-- begin Listed records --
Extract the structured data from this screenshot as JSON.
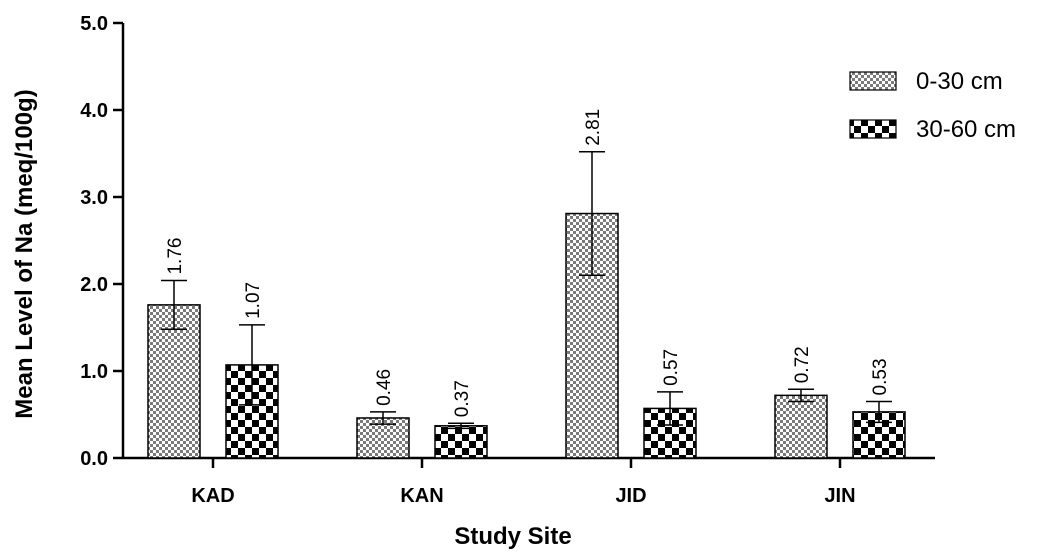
{
  "chart_data": {
    "type": "bar",
    "title": "",
    "xlabel": "Study Site",
    "ylabel": "Mean Level of Na (meq/100g)",
    "ylim": [
      0,
      5
    ],
    "yticks": [
      "0.0",
      "1.0",
      "2.0",
      "3.0",
      "4.0",
      "5.0"
    ],
    "categories": [
      "KAD",
      "KAN",
      "JID",
      "JIN"
    ],
    "series": [
      {
        "name": "0-30 cm",
        "values": [
          1.76,
          0.46,
          2.81,
          0.72
        ],
        "labels": [
          "1.76",
          "0.46",
          "2.81",
          "0.72"
        ],
        "error_upper": [
          2.04,
          0.53,
          3.52,
          0.79
        ],
        "error_lower": [
          1.48,
          0.39,
          2.1,
          0.65
        ],
        "pattern": "fine-checker"
      },
      {
        "name": "30-60 cm",
        "values": [
          1.07,
          0.37,
          0.57,
          0.53
        ],
        "labels": [
          "1.07",
          "0.37",
          "0.57",
          "0.53"
        ],
        "error_upper": [
          1.53,
          0.4,
          0.76,
          0.65
        ],
        "error_lower": [
          0.61,
          0.34,
          0.38,
          0.41
        ],
        "pattern": "coarse-checker"
      }
    ],
    "legend_position": "top-right",
    "grid": false
  }
}
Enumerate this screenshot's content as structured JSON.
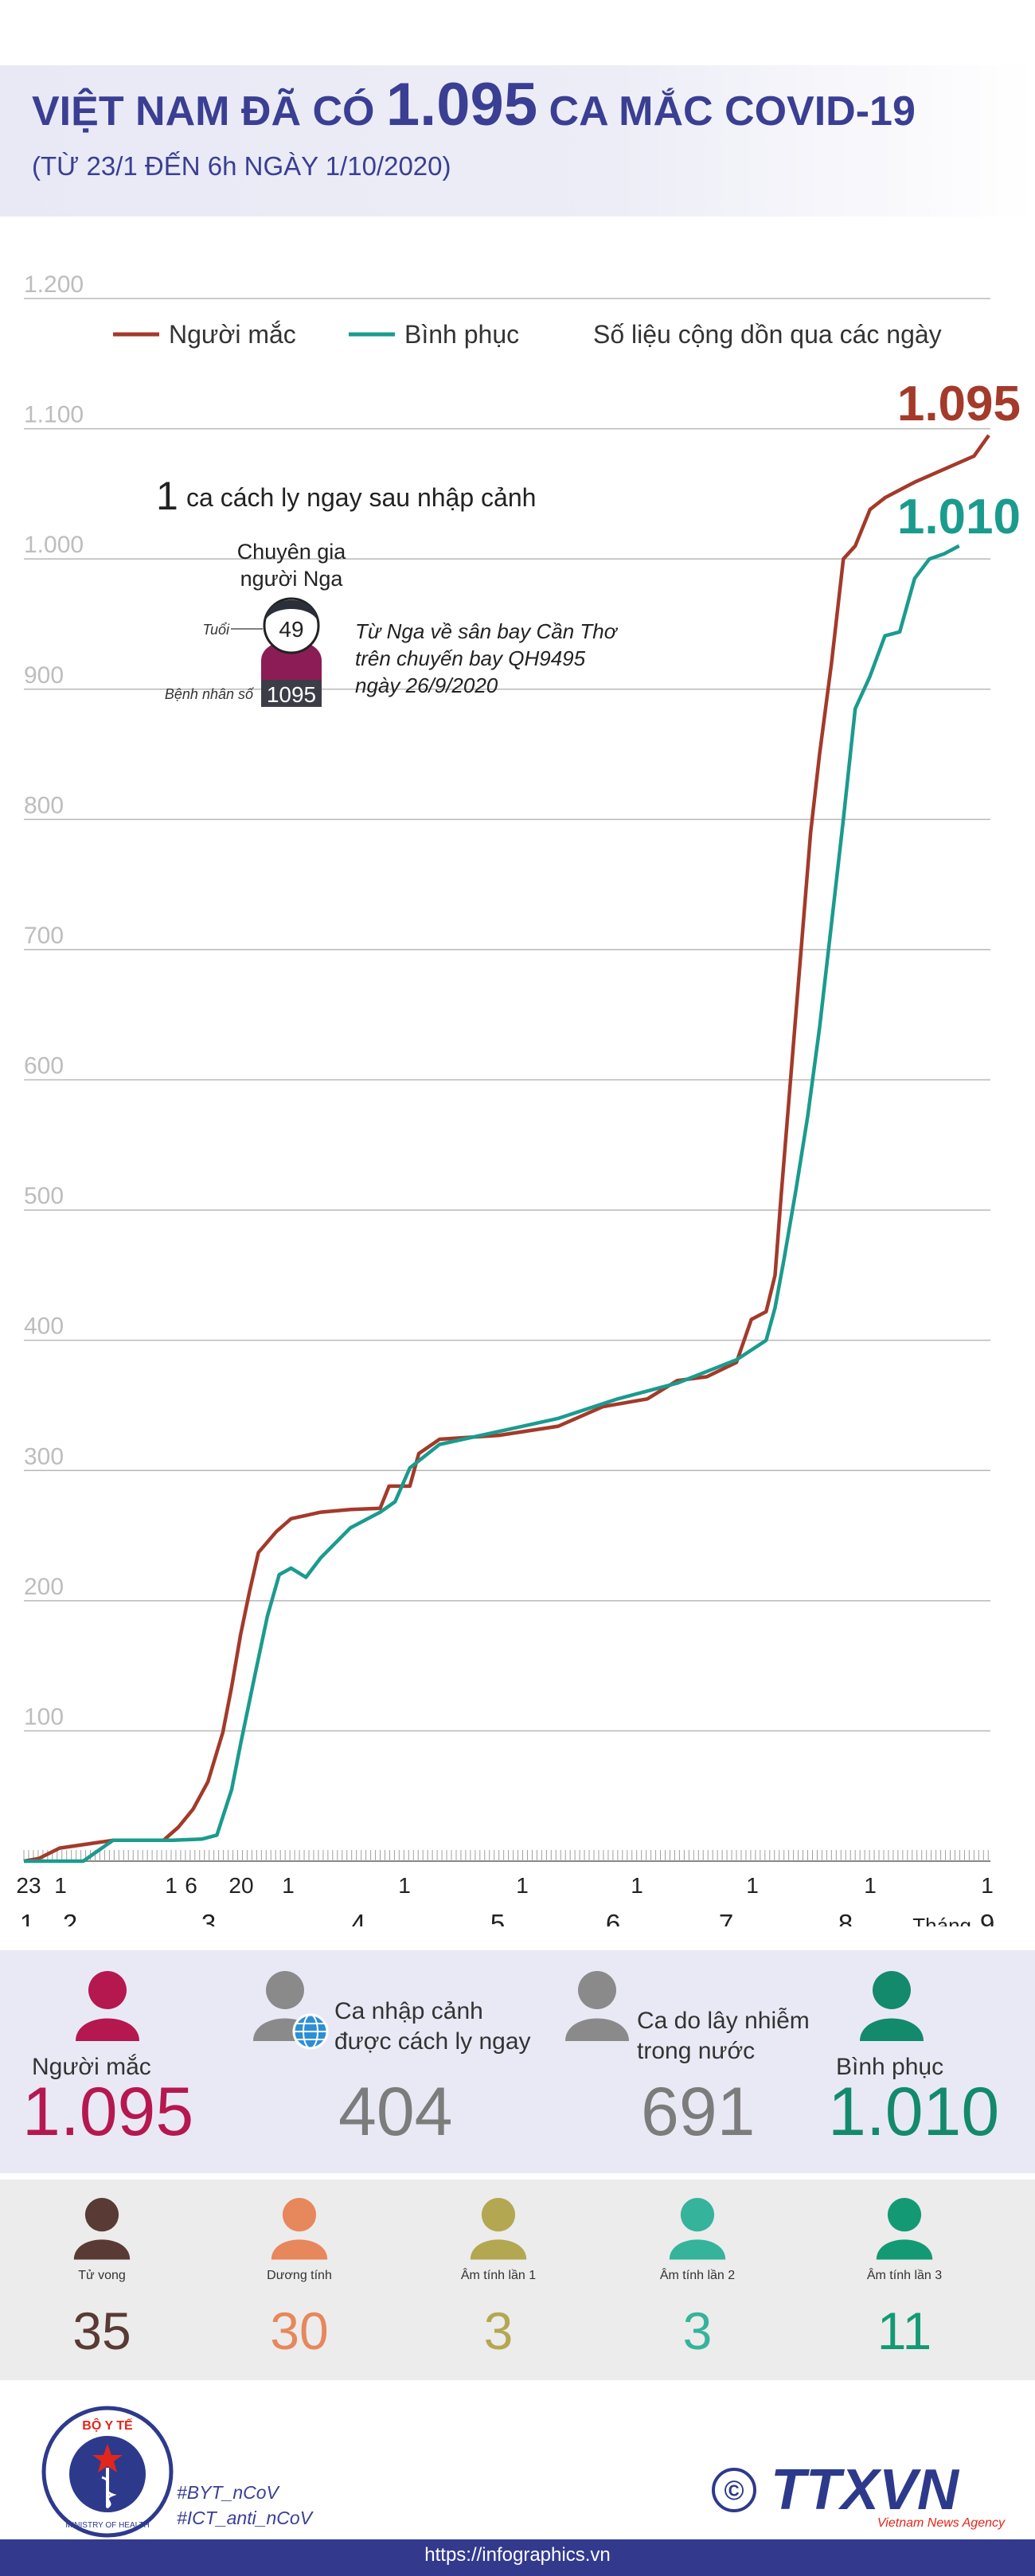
{
  "header": {
    "title_pre": "VIỆT NAM ĐÃ CÓ",
    "title_num": "1.095",
    "title_post": "CA MẮC COVID-19",
    "subtitle": "(TỪ 23/1 ĐẾN 6h NGÀY 1/10/2020)"
  },
  "chart_data": {
    "type": "line",
    "ylim": [
      0,
      1200
    ],
    "yticks": [
      "1.200",
      "1.100",
      "1.000",
      "900",
      "800",
      "700",
      "600",
      "500",
      "400",
      "300",
      "200",
      "100"
    ],
    "legend": {
      "infected": "Người mắc",
      "recovered": "Bình phục",
      "note": "Số liệu cộng dồn qua các ngày"
    },
    "end_labels": {
      "infected": "1.095",
      "recovered": "1.010"
    },
    "x_day_ticks": [
      "23",
      "1",
      "1",
      "6",
      "20",
      "1",
      "1",
      "1",
      "1",
      "1",
      "1",
      "1"
    ],
    "x_month_ticks": [
      "1",
      "2",
      "3",
      "4",
      "5",
      "6",
      "7",
      "8",
      "9"
    ],
    "x_month_word": "Tháng",
    "series": [
      {
        "name": "Người mắc",
        "color": "#a33a2a",
        "points": [
          [
            0,
            0
          ],
          [
            5,
            2
          ],
          [
            12,
            10
          ],
          [
            30,
            16
          ],
          [
            47,
            16
          ],
          [
            52,
            26
          ],
          [
            57,
            40
          ],
          [
            62,
            61
          ],
          [
            67,
            99
          ],
          [
            70,
            134
          ],
          [
            73,
            174
          ],
          [
            76,
            207
          ],
          [
            79,
            237
          ],
          [
            85,
            253
          ],
          [
            90,
            263
          ],
          [
            100,
            268
          ],
          [
            110,
            270
          ],
          [
            120,
            271
          ],
          [
            123,
            288
          ],
          [
            130,
            288
          ],
          [
            133,
            313
          ],
          [
            140,
            324
          ],
          [
            160,
            327
          ],
          [
            180,
            334
          ],
          [
            195,
            349
          ],
          [
            210,
            355
          ],
          [
            220,
            369
          ],
          [
            230,
            372
          ],
          [
            240,
            383
          ],
          [
            245,
            416
          ],
          [
            250,
            422
          ],
          [
            253,
            450
          ],
          [
            255,
            510
          ],
          [
            260,
            650
          ],
          [
            265,
            790
          ],
          [
            268,
            850
          ],
          [
            272,
            920
          ],
          [
            276,
            1000
          ],
          [
            280,
            1010
          ],
          [
            285,
            1038
          ],
          [
            290,
            1047
          ],
          [
            300,
            1059
          ],
          [
            310,
            1069
          ],
          [
            320,
            1079
          ],
          [
            325,
            1095
          ]
        ]
      },
      {
        "name": "Bình phục",
        "color": "#1a9b8e",
        "points": [
          [
            0,
            0
          ],
          [
            20,
            0
          ],
          [
            25,
            8
          ],
          [
            30,
            16
          ],
          [
            50,
            16
          ],
          [
            60,
            17
          ],
          [
            65,
            20
          ],
          [
            70,
            55
          ],
          [
            73,
            90
          ],
          [
            78,
            145
          ],
          [
            82,
            188
          ],
          [
            86,
            220
          ],
          [
            90,
            225
          ],
          [
            95,
            218
          ],
          [
            100,
            233
          ],
          [
            110,
            256
          ],
          [
            120,
            268
          ],
          [
            125,
            276
          ],
          [
            130,
            302
          ],
          [
            140,
            320
          ],
          [
            160,
            330
          ],
          [
            180,
            340
          ],
          [
            200,
            355
          ],
          [
            220,
            367
          ],
          [
            240,
            385
          ],
          [
            250,
            400
          ],
          [
            253,
            425
          ],
          [
            256,
            462
          ],
          [
            260,
            515
          ],
          [
            264,
            572
          ],
          [
            268,
            640
          ],
          [
            272,
            720
          ],
          [
            276,
            800
          ],
          [
            280,
            885
          ],
          [
            285,
            910
          ],
          [
            290,
            941
          ],
          [
            295,
            944
          ],
          [
            300,
            985
          ],
          [
            305,
            1000
          ],
          [
            310,
            1004
          ],
          [
            315,
            1010
          ]
        ]
      }
    ]
  },
  "annotation": {
    "count": "1",
    "text": "ca cách ly ngay sau nhập cảnh",
    "who": [
      "Chuyên gia",
      "người Nga"
    ],
    "age_label": "Tuổi",
    "age": "49",
    "patient_label": "Bệnh nhân số",
    "patient": "1095",
    "note": [
      "Từ Nga về sân bay Cần Thơ",
      "trên chuyến bay QH9495",
      "ngày 26/9/2020"
    ]
  },
  "stats_main": [
    {
      "label": "Người mắc",
      "value": "1.095",
      "color": "#b5184f"
    },
    {
      "label": "Ca nhập cảnh được cách ly ngay",
      "value": "404",
      "color": "#7c7c7c"
    },
    {
      "label": "Ca do lây nhiễm trong nước",
      "value": "691",
      "color": "#7c7c7c"
    },
    {
      "label": "Bình phục",
      "value": "1.010",
      "color": "#138a6b"
    }
  ],
  "stats_sub": [
    {
      "label": "Tử vong",
      "value": "35",
      "color": "#5a3a35"
    },
    {
      "label": "Dương tính",
      "value": "30",
      "color": "#e7875c"
    },
    {
      "label": "Âm tính lần 1",
      "value": "3",
      "color": "#b4a751"
    },
    {
      "label": "Âm tính lần 2",
      "value": "3",
      "color": "#35b39b"
    },
    {
      "label": "Âm tính lần 3",
      "value": "11",
      "color": "#139a74"
    }
  ],
  "footer": {
    "ministry_top": "BỘ Y TẾ",
    "ministry_bottom": "MINISTRY OF HEALTH",
    "hashtags": [
      "#BYT_nCoV",
      "#ICT_anti_nCoV"
    ],
    "copyright": "©",
    "agency": "TTXVN",
    "agency_sub": "Vietnam News Agency",
    "url": "https://infographics.vn"
  }
}
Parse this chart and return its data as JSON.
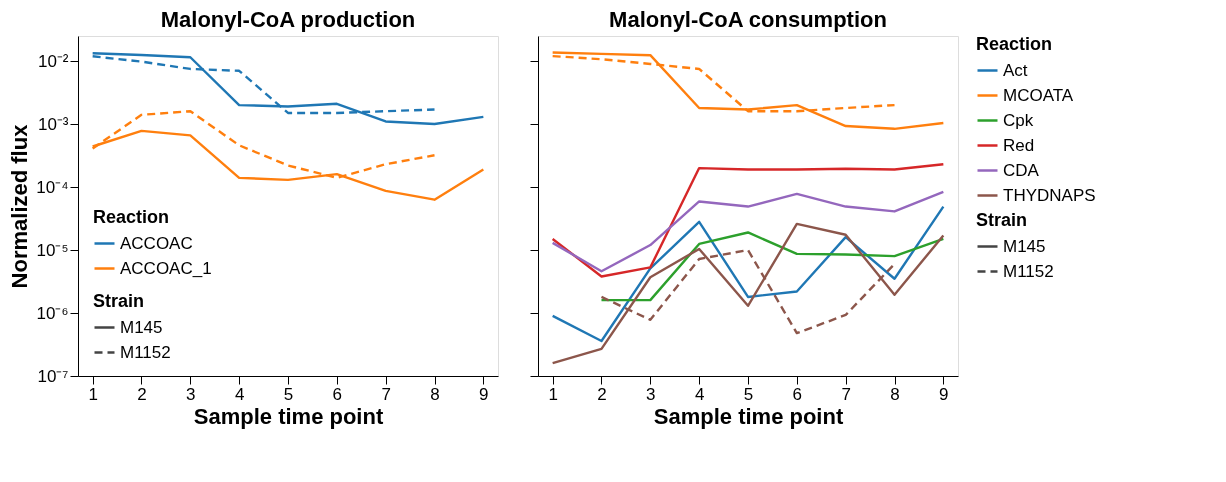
{
  "chart_data": [
    {
      "type": "line",
      "title": "Malonyl-CoA production",
      "xlabel": "Sample time point",
      "ylabel": "Normalized flux",
      "legend_title": [
        "Reaction",
        "Strain"
      ],
      "annotations": [
        "M145",
        "M1152"
      ],
      "legend": "bottom left",
      "log": "y",
      "grid": false,
      "x": [
        1,
        2,
        3,
        4,
        5,
        6,
        7,
        8,
        9
      ],
      "xlim": [
        0.7,
        9.3
      ],
      "xticks": [
        1,
        2,
        3,
        4,
        5,
        6,
        7,
        8,
        9
      ],
      "ylim": [
        1e-07,
        0.025
      ],
      "yticks": [
        {
          "value": 1e-07,
          "label": "10⁻⁷"
        },
        {
          "value": 1e-06,
          "label": "10⁻⁶"
        },
        {
          "value": 1e-05,
          "label": "10⁻⁵"
        },
        {
          "value": 0.0001,
          "label": "10⁻⁴"
        },
        {
          "value": 0.001,
          "label": "10⁻³"
        },
        {
          "value": 0.01,
          "label": "10⁻²"
        }
      ],
      "series": [
        {
          "name": "ACCOAC",
          "color": "#1f77b4",
          "line_style": "solid",
          "values": [
            0.0133,
            0.0125,
            0.0115,
            0.002,
            0.0019,
            0.0021,
            0.0011,
            0.001,
            0.0013
          ]
        },
        {
          "color": "#1f77b4",
          "line_style": "dashed",
          "values": [
            0.0119,
            0.0098,
            0.0075,
            0.007,
            0.0015,
            0.0015,
            0.0016,
            0.0017,
            null
          ]
        },
        {
          "name": "ACCOAC_1",
          "color": "#ff7f0e",
          "line_style": "solid",
          "values": [
            0.00044,
            0.00078,
            0.00066,
            0.00014,
            0.00013,
            0.00016,
            8.7e-05,
            6.3e-05,
            0.00019
          ]
        },
        {
          "color": "#ff7f0e",
          "line_style": "dashed",
          "values": [
            0.00041,
            0.0014,
            0.0016,
            0.00046,
            0.00022,
            0.00014,
            0.00023,
            0.00032,
            null
          ]
        }
      ]
    },
    {
      "type": "line",
      "title": "Malonyl-CoA consumption",
      "xlabel": "Sample time point",
      "legend_title": [
        "Reaction",
        "Strain"
      ],
      "annotations": [
        "M145",
        "M1152"
      ],
      "legend": "right",
      "log": "y",
      "grid": false,
      "tick_labels": "x",
      "x": [
        1,
        2,
        3,
        4,
        5,
        6,
        7,
        8,
        9
      ],
      "xlim": [
        0.7,
        9.3
      ],
      "xticks": [
        1,
        2,
        3,
        4,
        5,
        6,
        7,
        8,
        9
      ],
      "ylim": [
        1e-07,
        0.025
      ],
      "yticks": [
        {
          "value": 1e-07,
          "label": null
        },
        {
          "value": 1e-06,
          "label": null
        },
        {
          "value": 1e-05,
          "label": null
        },
        {
          "value": 0.0001,
          "label": null
        },
        {
          "value": 0.001,
          "label": null
        },
        {
          "value": 0.01,
          "label": null
        }
      ],
      "series": [
        {
          "name": "Act",
          "color": "#1f77b4",
          "line_style": "solid",
          "values": [
            9e-07,
            3.6e-07,
            5.1e-06,
            2.8e-05,
            1.8e-06,
            2.2e-06,
            1.6e-05,
            3.5e-06,
            4.9e-05
          ]
        },
        {
          "name": "MCOATA",
          "color": "#ff7f0e",
          "line_style": "solid",
          "values": [
            0.0137,
            0.013,
            0.0124,
            0.0018,
            0.0017,
            0.002,
            0.00093,
            0.00084,
            0.00104
          ]
        },
        {
          "color": "#ff7f0e",
          "line_style": "dashed",
          "values": [
            0.012,
            0.0107,
            0.009,
            0.0075,
            0.0016,
            0.0016,
            0.0018,
            0.002,
            null
          ]
        },
        {
          "name": "Cpk",
          "color": "#2ca02c",
          "line_style": "solid",
          "values": [
            null,
            1.6e-06,
            1.6e-06,
            1.25e-05,
            1.9e-05,
            8.7e-06,
            8.5e-06,
            8e-06,
            1.5e-05
          ]
        },
        {
          "name": "Red",
          "color": "#d62728",
          "line_style": "solid",
          "values": [
            1.5e-05,
            3.8e-06,
            5.3e-06,
            0.0002,
            0.00019,
            0.00019,
            0.000195,
            0.00019,
            0.00023
          ]
        },
        {
          "name": "CDA",
          "color": "#9467bd",
          "line_style": "solid",
          "values": [
            1.3e-05,
            4.6e-06,
            1.2e-05,
            5.9e-05,
            4.9e-05,
            7.8e-05,
            4.9e-05,
            4.1e-05,
            8.4e-05
          ]
        },
        {
          "name": "THYDNAPS",
          "color": "#8c564b",
          "line_style": "solid",
          "values": [
            1.6e-07,
            2.7e-07,
            3.7e-06,
            1.04e-05,
            1.3e-06,
            2.6e-05,
            1.75e-05,
            1.95e-06,
            1.7e-05
          ]
        },
        {
          "color": "#8c564b",
          "line_style": "dashed",
          "values": [
            null,
            1.8e-06,
            7.8e-07,
            7.2e-06,
            1e-05,
            4.8e-07,
            9.3e-07,
            6e-06,
            null
          ]
        }
      ]
    }
  ]
}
-- end Listed records --
*Problem statement:* Give the number of lines that carry the word "pattern", with nothing added.

*Solution to this problem:* 2